> _SELECTED TEXT_:
---+---
Chemoradiation With Capecitabine Comparable to 5-FU in Locally Advanced Rectal Cancer

SAN FRANCISCO-Chemoradiation with capecitabine (Xeloda) appears to be very well tolerated by patients with locally advanced rectal cancer (LARC) and produces results at least comparable to radiotherapy plus continuous infusion (CI)-5-FU, according to a phase II study by researchers from M.D. Anderson Can- cer Center, Houston, Texas. The investigators reported their findings at the Gastrointestinal Cancers Symposium, which was cosponsored by the American Society of Clinical Oncology, American Gastroenterological Association, American Society for Therapeutic Radiology and Oncology, and the Society of Surgical Oncology. Edward H. Lin, MD, Nora Janjan, MD, from the Radiation- Oncology division at M.D. Anderson, and colleagues concluded capecitabine is a convenient, ideal fluoropyrimidine alternative to replace CI-5-FU for patients with LARC (abstract 251). Study Design and Results
Dr. Lin, Dr. Janjan, and associates administered capecitabine 825 mg/m2/ day PO twice daily with radiotherapy of 45 Gy administered in 25 fractions to the pelvis and 52.5 Gy in 30 fractions to the primary and perirectal nodes of 54 patients with LARC at stage T3 or greater. Postoperatively, chemoradiation with capecitabine was followed by four cycles of adjuvant capecitabine at 1,250 mg/m2/day PO twice daily for 14 days, with 1 week off. At the time of the symposium, 29 patients had been enrolled in the study (median age, 56 years), and 23 patients were evaluable for toxicities during chemoradiation. The toxicities for both chemoradiation and adjuvant thereapy were mostly grade 1/2, with a limited number of cases of grade 3 diarrhea. Grade 4 events were very rare and occurred in one elderly patient (more than 65 years of age). Of the 20 patients evaluable for tumor response, 13 (65%) have achieved pathological downstaging. Seven patients were withdrawn from the study. Both chemoradiation and adjuvant capecitabine were well tolerated. The trial was based on the observation that preoperative radiotherapy with CI-5-FU improves sphincter preservation and produces pathological complete remissions in patients with locally advanced rectal cancer. The investigators noted that "capecitabine mimics CI-5-FU via daily oral administration and is preferentially converted to 5-FU by high intratumor thymidine phosphorylase, which can be further activated in the tumor by radiotherapy."
---+---
(Stored items)
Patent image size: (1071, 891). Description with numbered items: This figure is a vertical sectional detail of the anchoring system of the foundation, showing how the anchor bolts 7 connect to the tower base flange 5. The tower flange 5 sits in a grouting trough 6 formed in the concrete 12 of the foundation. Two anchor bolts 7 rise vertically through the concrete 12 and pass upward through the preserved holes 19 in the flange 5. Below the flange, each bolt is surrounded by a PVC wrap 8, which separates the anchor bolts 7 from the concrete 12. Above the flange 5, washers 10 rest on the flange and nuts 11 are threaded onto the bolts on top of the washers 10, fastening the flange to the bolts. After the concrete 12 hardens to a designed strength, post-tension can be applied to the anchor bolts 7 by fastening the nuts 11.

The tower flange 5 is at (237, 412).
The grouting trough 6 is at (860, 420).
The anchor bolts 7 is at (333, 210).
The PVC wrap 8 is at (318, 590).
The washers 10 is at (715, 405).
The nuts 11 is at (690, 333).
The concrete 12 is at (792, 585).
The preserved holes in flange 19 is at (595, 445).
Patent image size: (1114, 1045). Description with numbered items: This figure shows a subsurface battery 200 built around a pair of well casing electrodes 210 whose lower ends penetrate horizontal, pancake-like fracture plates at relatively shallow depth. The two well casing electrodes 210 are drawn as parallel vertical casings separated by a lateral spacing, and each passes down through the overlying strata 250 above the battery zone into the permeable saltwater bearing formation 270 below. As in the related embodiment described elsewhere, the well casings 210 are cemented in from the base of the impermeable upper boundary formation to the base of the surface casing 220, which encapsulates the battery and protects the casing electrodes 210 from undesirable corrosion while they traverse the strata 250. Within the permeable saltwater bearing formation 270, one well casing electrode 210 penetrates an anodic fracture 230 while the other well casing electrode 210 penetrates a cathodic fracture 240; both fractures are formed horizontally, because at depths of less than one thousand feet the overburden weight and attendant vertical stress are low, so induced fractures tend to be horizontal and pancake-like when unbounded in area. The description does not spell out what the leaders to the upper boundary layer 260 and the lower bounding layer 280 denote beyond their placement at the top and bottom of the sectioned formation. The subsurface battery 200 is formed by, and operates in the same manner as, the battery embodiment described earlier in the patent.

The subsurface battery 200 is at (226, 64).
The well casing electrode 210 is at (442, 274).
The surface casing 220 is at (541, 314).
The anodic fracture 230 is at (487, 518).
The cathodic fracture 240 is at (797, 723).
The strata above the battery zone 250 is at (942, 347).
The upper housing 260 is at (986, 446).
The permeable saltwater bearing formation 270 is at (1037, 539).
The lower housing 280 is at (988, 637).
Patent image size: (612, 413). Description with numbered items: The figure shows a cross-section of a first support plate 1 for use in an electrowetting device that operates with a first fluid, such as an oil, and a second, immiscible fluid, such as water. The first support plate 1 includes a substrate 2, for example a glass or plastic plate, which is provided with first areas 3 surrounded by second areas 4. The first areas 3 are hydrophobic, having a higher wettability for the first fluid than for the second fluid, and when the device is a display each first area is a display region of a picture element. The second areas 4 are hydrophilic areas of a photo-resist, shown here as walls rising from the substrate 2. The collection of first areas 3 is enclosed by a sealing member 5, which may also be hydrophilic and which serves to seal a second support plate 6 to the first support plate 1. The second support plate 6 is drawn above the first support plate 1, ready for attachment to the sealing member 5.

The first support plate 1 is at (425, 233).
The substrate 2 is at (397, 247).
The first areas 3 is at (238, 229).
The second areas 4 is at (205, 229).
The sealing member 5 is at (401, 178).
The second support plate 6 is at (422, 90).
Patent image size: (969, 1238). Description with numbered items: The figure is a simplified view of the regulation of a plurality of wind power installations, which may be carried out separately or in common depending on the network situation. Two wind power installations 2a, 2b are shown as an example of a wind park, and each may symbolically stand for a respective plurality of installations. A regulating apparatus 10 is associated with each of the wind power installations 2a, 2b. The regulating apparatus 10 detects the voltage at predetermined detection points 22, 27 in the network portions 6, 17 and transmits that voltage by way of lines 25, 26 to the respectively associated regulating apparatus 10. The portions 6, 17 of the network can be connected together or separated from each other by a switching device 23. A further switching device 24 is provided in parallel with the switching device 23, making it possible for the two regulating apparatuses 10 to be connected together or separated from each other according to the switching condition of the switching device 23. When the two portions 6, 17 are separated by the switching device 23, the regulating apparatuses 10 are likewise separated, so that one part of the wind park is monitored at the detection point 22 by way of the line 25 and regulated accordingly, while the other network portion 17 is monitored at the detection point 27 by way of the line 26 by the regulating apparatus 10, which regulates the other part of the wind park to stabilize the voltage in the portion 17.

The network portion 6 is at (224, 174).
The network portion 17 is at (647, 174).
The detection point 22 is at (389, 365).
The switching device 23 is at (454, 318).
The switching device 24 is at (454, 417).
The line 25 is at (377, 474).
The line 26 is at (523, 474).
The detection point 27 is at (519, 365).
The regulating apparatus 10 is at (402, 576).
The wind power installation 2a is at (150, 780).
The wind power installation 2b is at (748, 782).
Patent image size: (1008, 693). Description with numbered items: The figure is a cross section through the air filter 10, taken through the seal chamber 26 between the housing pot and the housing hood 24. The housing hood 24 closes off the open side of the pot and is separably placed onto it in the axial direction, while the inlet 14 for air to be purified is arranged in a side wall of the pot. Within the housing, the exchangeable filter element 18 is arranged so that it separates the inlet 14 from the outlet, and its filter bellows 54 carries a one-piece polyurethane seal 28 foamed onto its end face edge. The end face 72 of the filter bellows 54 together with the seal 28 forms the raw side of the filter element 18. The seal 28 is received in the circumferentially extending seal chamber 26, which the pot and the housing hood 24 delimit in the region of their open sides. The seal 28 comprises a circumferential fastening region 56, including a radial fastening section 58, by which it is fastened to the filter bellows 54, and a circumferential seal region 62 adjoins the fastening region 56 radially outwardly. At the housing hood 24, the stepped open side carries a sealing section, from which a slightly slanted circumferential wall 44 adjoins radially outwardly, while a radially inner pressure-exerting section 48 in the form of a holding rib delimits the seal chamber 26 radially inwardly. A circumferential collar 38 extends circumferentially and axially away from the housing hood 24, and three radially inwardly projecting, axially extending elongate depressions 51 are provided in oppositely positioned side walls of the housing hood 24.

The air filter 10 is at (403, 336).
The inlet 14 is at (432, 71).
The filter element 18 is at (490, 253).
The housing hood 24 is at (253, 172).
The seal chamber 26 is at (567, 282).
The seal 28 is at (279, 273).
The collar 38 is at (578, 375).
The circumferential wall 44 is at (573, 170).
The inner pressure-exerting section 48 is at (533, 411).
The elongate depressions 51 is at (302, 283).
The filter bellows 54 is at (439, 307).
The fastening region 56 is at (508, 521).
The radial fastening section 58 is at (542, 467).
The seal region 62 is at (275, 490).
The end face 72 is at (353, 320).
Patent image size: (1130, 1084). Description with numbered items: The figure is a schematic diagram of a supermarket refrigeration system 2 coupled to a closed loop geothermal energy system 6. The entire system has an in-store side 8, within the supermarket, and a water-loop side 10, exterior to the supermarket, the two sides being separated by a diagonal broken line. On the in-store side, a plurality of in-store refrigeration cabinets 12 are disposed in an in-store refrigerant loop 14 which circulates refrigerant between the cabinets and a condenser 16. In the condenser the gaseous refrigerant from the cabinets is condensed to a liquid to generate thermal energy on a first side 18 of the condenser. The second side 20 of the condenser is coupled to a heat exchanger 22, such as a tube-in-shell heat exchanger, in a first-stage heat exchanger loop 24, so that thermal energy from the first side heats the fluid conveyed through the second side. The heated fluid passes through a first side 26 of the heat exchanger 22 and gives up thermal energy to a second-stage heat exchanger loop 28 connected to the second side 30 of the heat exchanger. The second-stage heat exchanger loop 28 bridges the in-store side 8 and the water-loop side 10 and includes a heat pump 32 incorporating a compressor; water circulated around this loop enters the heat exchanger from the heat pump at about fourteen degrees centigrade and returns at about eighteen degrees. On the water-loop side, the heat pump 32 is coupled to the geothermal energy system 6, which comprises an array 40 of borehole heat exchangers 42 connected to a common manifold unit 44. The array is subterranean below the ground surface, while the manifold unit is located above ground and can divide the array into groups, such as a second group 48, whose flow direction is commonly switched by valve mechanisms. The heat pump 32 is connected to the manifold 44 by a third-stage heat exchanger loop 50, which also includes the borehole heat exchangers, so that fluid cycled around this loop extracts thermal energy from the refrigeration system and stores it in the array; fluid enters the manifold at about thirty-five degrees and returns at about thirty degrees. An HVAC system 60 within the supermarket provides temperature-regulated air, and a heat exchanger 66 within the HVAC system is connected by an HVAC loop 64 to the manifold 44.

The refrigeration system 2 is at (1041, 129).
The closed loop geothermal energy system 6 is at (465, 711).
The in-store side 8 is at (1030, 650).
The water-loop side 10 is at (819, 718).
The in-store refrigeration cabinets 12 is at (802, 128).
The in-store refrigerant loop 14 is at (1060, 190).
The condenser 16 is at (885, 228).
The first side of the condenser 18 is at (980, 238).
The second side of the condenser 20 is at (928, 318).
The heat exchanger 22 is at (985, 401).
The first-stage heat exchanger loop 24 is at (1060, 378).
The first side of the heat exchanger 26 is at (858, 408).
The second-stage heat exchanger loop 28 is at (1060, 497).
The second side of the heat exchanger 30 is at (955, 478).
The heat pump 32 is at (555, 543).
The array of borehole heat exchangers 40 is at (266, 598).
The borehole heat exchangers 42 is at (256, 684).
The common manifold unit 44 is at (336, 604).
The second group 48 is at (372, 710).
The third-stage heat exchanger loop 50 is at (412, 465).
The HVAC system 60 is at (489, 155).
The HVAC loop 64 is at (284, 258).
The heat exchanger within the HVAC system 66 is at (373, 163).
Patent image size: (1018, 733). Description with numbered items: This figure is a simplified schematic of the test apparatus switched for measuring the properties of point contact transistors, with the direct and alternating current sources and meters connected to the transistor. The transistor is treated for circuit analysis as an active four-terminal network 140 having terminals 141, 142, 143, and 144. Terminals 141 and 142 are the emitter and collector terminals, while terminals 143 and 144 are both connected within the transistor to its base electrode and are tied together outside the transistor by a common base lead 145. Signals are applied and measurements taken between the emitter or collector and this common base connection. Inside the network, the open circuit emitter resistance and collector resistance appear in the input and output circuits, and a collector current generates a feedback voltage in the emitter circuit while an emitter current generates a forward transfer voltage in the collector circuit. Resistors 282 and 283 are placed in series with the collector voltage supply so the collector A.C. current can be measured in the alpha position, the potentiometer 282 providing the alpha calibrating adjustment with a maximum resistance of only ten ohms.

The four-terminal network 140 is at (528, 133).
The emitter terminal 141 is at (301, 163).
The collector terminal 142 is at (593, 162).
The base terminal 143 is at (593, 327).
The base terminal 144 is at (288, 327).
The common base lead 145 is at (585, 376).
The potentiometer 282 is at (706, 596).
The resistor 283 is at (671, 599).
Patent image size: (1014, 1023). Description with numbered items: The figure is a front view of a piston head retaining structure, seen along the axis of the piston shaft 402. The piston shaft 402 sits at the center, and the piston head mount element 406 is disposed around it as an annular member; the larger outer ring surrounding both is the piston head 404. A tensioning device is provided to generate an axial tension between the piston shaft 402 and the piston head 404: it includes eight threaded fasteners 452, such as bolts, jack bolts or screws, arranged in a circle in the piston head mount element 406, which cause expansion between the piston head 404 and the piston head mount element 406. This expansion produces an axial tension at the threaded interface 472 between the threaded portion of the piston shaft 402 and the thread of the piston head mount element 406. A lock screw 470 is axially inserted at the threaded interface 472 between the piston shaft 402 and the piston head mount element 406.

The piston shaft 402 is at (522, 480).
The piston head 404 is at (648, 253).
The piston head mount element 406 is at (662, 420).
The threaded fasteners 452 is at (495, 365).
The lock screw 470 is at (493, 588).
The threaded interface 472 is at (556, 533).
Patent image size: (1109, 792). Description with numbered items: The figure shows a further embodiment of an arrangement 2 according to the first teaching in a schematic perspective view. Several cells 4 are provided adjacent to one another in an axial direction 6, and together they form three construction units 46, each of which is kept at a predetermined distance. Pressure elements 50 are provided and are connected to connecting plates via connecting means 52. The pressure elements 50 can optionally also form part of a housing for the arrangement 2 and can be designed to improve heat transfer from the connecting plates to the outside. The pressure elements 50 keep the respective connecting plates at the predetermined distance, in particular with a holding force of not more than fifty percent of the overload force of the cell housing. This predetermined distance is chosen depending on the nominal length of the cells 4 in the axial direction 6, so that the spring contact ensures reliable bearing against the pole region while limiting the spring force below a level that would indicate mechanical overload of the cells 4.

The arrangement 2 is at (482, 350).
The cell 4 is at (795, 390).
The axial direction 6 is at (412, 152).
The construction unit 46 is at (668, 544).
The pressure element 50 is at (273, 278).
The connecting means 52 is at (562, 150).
---+---
> _REQUIRED TASKS_:
1. According to the capecitabine study report, how many of the patients evaluable for tumor response achieved pathological downstaging?
2. Translate this sentence from the capecitabine study report into Spanish: "Both chemoradiation and adjuvant capecitabine were well tolerated."

> _PER-TASK OUTPUTS_:
1. 13 of the 20 evaluable patients (65%) achieved pathological downstaging.

2. Tanto la quimiorradioterapia como la capecitabina adyuvante fueron bien toleradas.